• [What is being asked]: Transcribe all of the material exactly.

===== Dataset content =====

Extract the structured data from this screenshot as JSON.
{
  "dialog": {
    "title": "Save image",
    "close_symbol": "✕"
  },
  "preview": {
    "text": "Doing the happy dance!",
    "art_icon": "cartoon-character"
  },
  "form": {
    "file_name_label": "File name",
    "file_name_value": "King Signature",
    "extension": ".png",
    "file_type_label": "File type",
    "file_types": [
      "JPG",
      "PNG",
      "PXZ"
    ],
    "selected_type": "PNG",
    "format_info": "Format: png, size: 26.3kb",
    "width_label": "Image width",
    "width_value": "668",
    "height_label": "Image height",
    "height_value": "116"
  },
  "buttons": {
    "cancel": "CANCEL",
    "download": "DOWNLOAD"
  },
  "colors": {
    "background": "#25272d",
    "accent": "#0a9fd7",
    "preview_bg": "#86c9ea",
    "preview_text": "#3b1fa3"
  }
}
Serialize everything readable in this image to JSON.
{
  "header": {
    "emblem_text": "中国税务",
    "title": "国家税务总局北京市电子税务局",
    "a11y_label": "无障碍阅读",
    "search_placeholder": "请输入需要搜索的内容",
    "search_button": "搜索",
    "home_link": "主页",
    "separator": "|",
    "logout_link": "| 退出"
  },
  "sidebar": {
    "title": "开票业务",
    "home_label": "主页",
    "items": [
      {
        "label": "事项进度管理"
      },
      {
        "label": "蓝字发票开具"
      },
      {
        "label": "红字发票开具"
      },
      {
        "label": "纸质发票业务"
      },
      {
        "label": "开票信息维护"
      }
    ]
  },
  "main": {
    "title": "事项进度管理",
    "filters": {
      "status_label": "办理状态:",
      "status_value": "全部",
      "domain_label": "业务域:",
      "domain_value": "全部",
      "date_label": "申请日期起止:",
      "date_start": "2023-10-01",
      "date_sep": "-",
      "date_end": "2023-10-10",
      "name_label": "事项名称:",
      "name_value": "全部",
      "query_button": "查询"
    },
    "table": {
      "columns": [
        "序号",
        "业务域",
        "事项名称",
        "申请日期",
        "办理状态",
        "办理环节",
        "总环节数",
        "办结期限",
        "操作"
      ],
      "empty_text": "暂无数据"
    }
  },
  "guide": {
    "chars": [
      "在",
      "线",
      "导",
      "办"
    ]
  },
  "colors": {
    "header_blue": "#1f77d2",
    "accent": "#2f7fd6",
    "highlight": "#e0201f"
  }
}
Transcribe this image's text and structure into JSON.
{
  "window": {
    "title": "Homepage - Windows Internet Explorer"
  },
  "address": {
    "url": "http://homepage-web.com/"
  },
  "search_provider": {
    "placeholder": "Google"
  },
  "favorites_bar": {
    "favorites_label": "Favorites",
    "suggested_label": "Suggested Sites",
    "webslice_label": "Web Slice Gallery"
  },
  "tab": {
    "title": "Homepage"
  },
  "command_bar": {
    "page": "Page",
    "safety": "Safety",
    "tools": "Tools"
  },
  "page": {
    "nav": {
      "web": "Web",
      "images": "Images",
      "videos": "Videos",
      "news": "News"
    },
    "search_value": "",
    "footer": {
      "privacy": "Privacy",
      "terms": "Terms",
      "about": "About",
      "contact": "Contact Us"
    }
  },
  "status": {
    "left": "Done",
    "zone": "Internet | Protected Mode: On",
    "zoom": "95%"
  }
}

=====

• [Exercise solution]:
Extract the structured data from this screenshot as JSON.
{
  "dialog": {
    "title": "Save image",
    "close_symbol": "✕"
  },
  "preview": {
    "text": "Doing the happy dance!",
    "art_icon": "cartoon-character"
  },
  "form": {
    "file_name_label": "File name",
    "file_name_value": "King Signature",
    "extension": ".png",
    "file_type_label": "File type",
    "file_types": [
      "JPG",
      "PNG",
      "PXZ"
    ],
    "selected_type": "PNG",
    "format_info": "Format: png, size: 26.3kb",
    "width_label": "Image width",
    "width_value": "668",
    "height_label": "Image height",
    "height_value": "116"
  },
  "buttons": {
    "cancel": "CANCEL",
    "download": "DOWNLOAD"
  },
  "colors": {
    "background": "#25272d",
    "accent": "#0a9fd7",
    "preview_bg": "#86c9ea",
    "preview_text": "#3b1fa3"
  }
}
Serialize everything readable in this image to JSON.
{
  "header": {
    "emblem_text": "中国税务",
    "title": "国家税务总局北京市电子税务局",
    "a11y_label": "无障碍阅读",
    "search_placeholder": "请输入需要搜索的内容",
    "search_button": "搜索",
    "home_link": "主页",
    "separator": "|",
    "logout_link": "| 退出"
  },
  "sidebar": {
    "title": "开票业务",
    "home_label": "主页",
    "items": [
      {
        "label": "事项进度管理"
      },
      {
        "label": "蓝字发票开具"
      },
      {
        "label": "红字发票开具"
      },
      {
        "label": "纸质发票业务"
      },
      {
        "label": "开票信息维护"
      }
    ]
  },
  "main": {
    "title": "事项进度管理",
    "filters": {
      "status_label": "办理状态:",
      "status_value": "全部",
      "domain_label": "业务域:",
      "domain_value": "全部",
      "date_label": "申请日期起止:",
      "date_start": "2023-10-01",
      "date_sep": "-",
      "date_end": "2023-10-10",
      "name_label": "事项名称:",
      "name_value": "全部",
      "query_button": "查询"
    },
    "table": {
      "columns": [
        "序号",
        "业务域",
        "事项名称",
        "申请日期",
        "办理状态",
        "办理环节",
        "总环节数",
        "办结期限",
        "操作"
      ],
      "empty_text": "暂无数据"
    }
  },
  "guide": {
    "chars": [
      "在",
      "线",
      "导",
      "办"
    ]
  },
  "colors": {
    "header_blue": "#1f77d2",
    "accent": "#2f7fd6",
    "highlight": "#e0201f"
  }
}
Transcribe this image's text and structure into JSON.
{
  "window": {
    "title": "Homepage - Windows Internet Explorer"
  },
  "address": {
    "url": "http://homepage-web.com/"
  },
  "search_provider": {
    "placeholder": "Google"
  },
  "favorites_bar": {
    "favorites_label": "Favorites",
    "suggested_label": "Suggested Sites",
    "webslice_label": "Web Slice Gallery"
  },
  "tab": {
    "title": "Homepage"
  },
  "command_bar": {
    "page": "Page",
    "safety": "Safety",
    "tools": "Tools"
  },
  "page": {
    "nav": {
      "web": "Web",
      "images": "Images",
      "videos": "Videos",
      "news": "News"
    },
    "search_value": "",
    "footer": {
      "privacy": "Privacy",
      "terms": "Terms",
      "about": "About",
      "contact": "Contact Us"
    }
  },
  "status": {
    "left": "Done",
    "zone": "Internet | Protected Mode: On",
    "zoom": "95%"
  }
}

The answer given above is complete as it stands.